**What to work on:** Do not carry the pictures over; copy every other part of the entries exactly.

**Input for this task:**

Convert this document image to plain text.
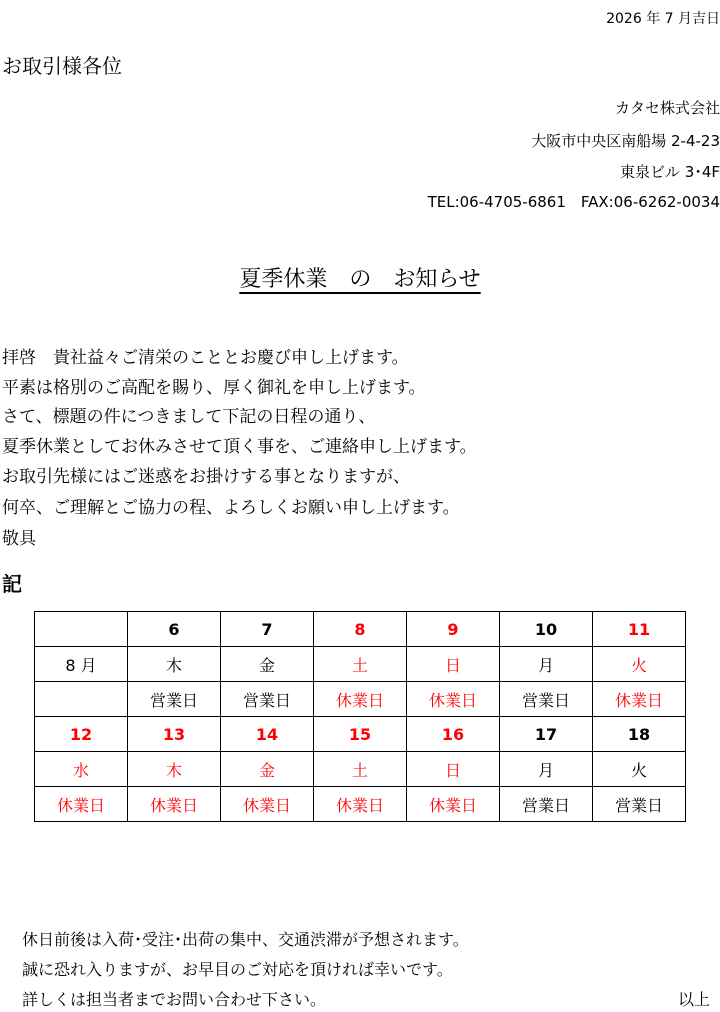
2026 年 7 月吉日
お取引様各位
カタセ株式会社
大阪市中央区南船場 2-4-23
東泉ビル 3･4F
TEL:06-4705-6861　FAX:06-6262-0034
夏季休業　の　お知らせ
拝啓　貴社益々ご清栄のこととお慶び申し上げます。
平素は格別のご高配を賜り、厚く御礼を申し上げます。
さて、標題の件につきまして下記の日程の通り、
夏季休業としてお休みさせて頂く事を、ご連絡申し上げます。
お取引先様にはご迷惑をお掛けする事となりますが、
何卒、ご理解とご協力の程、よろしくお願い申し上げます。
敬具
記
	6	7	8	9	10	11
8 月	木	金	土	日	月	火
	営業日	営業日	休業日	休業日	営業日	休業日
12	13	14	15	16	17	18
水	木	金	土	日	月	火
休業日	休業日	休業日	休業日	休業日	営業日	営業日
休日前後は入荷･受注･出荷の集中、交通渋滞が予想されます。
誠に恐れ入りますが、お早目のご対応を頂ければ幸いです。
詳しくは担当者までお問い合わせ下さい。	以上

**Result below:**
Convert this document image to plain text.
2026 年 7 月吉日
お取引様各位
カタセ株式会社
大阪市中央区南船場 2-4-23
東泉ビル 3･4F
TEL:06-4705-6861　FAX:06-6262-0034
夏季休業　の　お知らせ
拝啓　貴社益々ご清栄のこととお慶び申し上げます。
平素は格別のご高配を賜り、厚く御礼を申し上げます。
さて、標題の件につきまして下記の日程の通り、
夏季休業としてお休みさせて頂く事を、ご連絡申し上げます。
お取引先様にはご迷惑をお掛けする事となりますが、
何卒、ご理解とご協力の程、よろしくお願い申し上げます。
敬具
記
	6	7	8	9	10	11
8 月	木	金	土	日	月	火
	営業日	営業日	休業日	休業日	営業日	休業日
12	13	14	15	16	17	18
水	木	金	土	日	月	火
休業日	休業日	休業日	休業日	休業日	営業日	営業日
休日前後は入荷･受注･出荷の集中、交通渋滞が予想されます。
誠に恐れ入りますが、お早目のご対応を頂ければ幸いです。
詳しくは担当者までお問い合わせ下さい。	以上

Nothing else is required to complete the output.